EXERCISE OBJECTIVE: The exercise asks you to copy every line below in which "внесении" appears.

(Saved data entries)
---------------
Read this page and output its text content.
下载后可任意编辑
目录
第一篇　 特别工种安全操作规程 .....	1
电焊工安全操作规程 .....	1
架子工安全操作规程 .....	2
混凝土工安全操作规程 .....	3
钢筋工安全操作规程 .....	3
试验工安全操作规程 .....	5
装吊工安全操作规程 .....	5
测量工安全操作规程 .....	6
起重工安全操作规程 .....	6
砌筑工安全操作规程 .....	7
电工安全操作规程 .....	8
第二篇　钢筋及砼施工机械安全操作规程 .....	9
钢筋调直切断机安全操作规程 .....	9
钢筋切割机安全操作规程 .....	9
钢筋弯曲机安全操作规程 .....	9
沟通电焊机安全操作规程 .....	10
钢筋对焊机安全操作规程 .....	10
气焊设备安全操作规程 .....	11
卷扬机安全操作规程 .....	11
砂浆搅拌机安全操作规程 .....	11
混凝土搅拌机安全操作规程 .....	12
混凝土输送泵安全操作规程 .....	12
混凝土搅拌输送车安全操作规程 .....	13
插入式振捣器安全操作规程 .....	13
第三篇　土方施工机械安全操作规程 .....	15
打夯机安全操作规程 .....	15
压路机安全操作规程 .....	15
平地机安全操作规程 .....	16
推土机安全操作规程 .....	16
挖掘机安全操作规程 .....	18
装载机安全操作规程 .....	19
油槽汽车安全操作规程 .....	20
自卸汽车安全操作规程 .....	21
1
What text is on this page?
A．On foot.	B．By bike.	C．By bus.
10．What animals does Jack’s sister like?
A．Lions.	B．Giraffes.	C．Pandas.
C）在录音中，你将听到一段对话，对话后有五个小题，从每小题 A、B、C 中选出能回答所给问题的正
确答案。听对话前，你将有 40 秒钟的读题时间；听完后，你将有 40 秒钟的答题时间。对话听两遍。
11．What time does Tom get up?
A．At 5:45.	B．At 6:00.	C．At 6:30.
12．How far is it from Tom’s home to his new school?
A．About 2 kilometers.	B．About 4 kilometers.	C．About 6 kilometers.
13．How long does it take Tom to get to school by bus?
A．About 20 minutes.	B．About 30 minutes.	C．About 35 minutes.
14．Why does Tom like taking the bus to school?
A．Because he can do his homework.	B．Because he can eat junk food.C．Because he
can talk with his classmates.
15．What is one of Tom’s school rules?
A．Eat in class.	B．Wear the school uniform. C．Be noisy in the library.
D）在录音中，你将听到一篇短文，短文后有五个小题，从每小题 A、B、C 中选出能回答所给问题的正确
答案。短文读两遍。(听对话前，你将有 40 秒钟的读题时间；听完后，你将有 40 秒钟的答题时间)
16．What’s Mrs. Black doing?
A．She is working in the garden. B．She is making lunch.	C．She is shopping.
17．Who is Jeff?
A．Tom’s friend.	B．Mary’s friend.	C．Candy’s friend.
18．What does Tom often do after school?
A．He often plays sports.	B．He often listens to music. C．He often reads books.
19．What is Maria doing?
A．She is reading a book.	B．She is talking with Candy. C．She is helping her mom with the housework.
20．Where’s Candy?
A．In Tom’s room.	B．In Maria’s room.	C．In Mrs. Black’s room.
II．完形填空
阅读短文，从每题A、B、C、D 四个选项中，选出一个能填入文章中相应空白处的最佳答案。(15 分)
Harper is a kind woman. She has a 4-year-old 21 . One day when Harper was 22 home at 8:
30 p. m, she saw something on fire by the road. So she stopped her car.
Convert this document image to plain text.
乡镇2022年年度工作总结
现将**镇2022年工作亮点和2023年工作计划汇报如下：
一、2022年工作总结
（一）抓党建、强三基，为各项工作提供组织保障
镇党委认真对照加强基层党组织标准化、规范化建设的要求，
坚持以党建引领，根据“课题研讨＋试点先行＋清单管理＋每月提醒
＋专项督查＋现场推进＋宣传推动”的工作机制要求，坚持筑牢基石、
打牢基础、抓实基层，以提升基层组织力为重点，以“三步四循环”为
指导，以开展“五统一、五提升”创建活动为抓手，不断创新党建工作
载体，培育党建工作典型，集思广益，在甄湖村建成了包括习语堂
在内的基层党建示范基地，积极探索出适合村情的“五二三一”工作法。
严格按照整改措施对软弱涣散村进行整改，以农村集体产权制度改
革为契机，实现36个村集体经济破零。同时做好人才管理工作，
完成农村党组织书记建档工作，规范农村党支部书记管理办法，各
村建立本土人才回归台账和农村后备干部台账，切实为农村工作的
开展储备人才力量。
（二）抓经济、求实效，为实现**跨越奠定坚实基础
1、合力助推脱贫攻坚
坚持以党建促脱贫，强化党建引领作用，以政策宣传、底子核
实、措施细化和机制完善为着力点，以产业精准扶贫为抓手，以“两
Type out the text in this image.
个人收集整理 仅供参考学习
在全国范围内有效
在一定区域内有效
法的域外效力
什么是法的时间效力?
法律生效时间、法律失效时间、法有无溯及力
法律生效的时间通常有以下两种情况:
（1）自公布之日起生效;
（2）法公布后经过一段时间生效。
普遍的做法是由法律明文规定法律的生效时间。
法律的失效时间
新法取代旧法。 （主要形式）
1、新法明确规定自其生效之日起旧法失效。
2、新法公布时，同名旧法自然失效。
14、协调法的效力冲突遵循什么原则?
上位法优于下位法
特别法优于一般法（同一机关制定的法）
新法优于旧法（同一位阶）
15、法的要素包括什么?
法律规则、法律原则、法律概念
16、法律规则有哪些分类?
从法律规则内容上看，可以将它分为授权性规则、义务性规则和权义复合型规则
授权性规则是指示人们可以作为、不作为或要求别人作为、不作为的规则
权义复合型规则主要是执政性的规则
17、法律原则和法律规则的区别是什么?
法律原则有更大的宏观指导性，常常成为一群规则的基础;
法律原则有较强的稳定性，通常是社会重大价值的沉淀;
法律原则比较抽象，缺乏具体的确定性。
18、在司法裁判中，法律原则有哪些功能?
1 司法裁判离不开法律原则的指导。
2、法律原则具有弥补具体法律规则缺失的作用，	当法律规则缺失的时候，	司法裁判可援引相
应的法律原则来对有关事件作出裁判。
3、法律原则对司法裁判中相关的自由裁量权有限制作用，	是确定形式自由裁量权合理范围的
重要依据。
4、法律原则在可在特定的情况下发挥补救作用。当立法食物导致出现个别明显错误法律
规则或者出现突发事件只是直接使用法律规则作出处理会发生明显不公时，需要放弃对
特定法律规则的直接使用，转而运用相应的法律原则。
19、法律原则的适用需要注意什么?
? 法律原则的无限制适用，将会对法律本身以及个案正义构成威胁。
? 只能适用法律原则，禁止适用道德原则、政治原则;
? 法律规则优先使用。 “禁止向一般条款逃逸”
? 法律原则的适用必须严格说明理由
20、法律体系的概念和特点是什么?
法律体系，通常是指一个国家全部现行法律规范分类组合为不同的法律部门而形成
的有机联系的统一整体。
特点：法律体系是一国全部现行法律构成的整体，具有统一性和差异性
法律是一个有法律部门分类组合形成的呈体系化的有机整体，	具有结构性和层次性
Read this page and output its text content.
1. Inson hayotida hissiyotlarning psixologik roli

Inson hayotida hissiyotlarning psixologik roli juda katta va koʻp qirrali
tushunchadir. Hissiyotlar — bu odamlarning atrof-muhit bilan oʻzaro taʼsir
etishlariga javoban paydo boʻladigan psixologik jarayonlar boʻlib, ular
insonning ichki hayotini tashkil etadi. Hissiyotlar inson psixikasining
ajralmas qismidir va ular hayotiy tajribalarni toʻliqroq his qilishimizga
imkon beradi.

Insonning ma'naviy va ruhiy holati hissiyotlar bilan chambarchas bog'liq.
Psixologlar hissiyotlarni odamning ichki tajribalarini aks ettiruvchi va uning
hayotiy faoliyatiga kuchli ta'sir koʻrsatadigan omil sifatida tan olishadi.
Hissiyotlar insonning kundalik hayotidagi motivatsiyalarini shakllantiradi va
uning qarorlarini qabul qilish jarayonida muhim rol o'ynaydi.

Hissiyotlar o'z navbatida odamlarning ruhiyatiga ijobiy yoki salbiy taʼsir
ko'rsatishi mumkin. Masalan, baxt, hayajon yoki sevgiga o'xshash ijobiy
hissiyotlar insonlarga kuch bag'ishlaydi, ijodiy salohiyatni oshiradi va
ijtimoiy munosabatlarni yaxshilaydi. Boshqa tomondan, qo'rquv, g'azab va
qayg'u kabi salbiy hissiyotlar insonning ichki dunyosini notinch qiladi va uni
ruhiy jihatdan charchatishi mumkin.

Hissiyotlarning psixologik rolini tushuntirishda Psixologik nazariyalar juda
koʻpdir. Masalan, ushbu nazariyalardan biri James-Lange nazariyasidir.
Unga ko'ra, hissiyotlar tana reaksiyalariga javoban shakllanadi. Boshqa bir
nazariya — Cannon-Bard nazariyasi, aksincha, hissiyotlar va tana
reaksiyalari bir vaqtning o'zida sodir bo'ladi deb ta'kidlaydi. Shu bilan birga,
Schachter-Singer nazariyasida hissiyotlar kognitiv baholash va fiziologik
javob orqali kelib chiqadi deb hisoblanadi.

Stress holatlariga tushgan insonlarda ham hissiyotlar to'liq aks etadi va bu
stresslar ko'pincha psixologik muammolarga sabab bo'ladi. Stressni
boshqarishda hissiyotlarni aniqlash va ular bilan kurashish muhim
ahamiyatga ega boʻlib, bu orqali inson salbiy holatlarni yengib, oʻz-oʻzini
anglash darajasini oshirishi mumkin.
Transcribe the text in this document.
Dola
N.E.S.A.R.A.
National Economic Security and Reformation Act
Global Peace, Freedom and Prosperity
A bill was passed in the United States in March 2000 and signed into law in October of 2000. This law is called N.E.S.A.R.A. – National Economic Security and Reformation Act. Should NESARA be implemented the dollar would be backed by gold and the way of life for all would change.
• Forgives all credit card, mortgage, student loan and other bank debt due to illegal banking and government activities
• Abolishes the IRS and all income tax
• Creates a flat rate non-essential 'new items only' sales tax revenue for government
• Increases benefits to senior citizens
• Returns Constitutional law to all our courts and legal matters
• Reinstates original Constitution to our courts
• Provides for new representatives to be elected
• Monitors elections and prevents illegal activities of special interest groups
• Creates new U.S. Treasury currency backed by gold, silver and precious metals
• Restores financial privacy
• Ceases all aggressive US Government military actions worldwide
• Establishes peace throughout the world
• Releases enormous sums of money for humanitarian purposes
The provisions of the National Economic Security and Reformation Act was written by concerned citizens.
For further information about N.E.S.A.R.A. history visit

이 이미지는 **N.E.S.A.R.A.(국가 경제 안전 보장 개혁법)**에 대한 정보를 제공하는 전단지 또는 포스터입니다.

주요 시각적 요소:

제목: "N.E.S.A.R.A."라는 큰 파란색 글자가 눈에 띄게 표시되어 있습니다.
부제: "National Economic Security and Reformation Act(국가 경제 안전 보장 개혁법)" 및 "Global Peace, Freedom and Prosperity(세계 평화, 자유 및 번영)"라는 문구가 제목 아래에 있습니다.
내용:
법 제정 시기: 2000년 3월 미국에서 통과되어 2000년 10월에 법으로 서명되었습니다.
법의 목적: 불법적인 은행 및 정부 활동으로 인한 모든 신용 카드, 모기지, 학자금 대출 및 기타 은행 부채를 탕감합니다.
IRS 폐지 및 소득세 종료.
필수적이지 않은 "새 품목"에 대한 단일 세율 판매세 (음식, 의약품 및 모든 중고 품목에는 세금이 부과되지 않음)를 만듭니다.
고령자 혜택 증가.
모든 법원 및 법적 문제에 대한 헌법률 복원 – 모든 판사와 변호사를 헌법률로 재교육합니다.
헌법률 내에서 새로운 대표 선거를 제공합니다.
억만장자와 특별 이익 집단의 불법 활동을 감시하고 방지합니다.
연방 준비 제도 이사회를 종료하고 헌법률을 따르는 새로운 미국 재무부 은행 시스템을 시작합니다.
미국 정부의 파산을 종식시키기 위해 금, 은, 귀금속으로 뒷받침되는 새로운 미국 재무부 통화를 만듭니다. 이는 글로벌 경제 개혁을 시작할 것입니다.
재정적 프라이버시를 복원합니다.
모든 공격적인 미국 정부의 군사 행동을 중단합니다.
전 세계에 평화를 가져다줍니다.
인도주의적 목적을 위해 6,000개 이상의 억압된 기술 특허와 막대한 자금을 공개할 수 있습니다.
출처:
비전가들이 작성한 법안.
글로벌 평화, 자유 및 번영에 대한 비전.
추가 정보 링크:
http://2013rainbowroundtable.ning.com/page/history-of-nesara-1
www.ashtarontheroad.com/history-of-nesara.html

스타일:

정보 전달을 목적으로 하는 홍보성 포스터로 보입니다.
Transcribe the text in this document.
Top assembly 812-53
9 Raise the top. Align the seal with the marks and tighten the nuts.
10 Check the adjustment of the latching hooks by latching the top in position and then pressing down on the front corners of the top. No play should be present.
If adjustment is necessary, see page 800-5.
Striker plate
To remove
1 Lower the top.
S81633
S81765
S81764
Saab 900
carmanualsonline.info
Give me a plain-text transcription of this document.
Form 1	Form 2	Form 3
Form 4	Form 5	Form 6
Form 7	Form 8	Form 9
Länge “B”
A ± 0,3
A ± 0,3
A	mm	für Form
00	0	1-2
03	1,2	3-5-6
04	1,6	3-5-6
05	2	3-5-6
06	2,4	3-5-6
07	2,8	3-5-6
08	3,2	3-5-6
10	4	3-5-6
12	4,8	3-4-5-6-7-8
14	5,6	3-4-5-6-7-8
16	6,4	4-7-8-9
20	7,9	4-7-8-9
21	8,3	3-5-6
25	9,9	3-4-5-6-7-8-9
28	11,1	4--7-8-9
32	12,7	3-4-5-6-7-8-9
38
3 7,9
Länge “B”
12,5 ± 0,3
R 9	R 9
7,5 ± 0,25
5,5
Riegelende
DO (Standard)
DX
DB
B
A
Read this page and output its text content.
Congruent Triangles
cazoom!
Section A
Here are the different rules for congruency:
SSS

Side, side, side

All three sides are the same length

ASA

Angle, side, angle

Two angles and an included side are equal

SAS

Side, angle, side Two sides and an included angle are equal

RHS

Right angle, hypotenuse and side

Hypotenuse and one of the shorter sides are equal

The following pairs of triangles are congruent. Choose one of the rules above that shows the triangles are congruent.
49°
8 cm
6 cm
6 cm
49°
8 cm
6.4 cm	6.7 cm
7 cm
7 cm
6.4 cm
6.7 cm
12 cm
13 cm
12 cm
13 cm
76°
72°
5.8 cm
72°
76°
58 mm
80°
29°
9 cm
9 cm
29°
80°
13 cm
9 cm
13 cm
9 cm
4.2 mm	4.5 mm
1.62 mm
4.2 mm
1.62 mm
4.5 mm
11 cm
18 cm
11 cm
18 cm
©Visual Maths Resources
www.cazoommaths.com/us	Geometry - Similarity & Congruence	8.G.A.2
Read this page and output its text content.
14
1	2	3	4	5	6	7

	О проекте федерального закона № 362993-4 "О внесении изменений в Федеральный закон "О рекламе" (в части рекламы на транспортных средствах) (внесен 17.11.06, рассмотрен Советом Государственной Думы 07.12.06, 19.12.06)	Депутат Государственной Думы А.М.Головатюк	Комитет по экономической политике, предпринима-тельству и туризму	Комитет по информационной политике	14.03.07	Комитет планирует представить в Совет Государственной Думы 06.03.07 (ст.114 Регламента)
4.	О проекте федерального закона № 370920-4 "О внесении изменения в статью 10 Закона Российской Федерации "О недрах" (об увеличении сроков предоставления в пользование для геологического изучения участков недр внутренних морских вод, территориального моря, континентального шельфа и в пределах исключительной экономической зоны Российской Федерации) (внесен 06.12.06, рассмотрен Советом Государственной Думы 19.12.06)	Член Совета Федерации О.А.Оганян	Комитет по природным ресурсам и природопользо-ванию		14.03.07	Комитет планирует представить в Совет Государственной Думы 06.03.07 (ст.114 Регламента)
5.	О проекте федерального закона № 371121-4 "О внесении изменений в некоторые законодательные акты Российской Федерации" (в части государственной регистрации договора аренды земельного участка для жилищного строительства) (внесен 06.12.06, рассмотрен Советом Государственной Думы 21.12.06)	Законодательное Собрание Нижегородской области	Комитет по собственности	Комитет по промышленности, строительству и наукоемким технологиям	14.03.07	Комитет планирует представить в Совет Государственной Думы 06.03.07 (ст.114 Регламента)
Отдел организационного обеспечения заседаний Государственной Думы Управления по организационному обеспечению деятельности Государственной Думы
---------------
RESPONSE TO THIS TASK:
	О проекте федерального закона № 362993-4 "О внесении изменений в Федеральный закон "О рекламе" (в части рекламы на транспортных средствах) (внесен 17.11.06, рассмотрен Советом Государственной Думы 07.12.06, 19.12.06)	Депутат Государственной Думы А.М.Головатюк	Комитет по экономической политике, предпринима-тельству и туризму	Комитет по информационной политике	14.03.07	Комитет планирует представить в Совет Государственной Думы 06.03.07 (ст.114 Регламента)
4.	О проекте федерального закона № 370920-4 "О внесении изменения в статью 10 Закона Российской Федерации "О недрах" (об увеличении сроков предоставления в пользование для геологического изучения участков недр внутренних морских вод, территориального моря, континентального шельфа и в пределах исключительной экономической зоны Российской Федерации) (внесен 06.12.06, рассмотрен Советом Государственной Думы 19.12.06)	Член Совета Федерации О.А.Оганян	Комитет по природным ресурсам и природопользо-ванию		14.03.07	Комитет планирует представить в Совет Государственной Думы 06.03.07 (ст.114 Регламента)
5.	О проекте федерального закона № 371121-4 "О внесении изменений в некоторые законодательные акты Российской Федерации" (в части государственной регистрации договора аренды земельного участка для жилищного строительства) (внесен 06.12.06, рассмотрен Советом Государственной Думы 21.12.06)	Законодательное Собрание Нижегородской области	Комитет по собственности	Комитет по промышленности, строительству и наукоемким технологиям	14.03.07	Комитет планирует представить в Совет Государственной Думы 06.03.07 (ст.114 Регламента)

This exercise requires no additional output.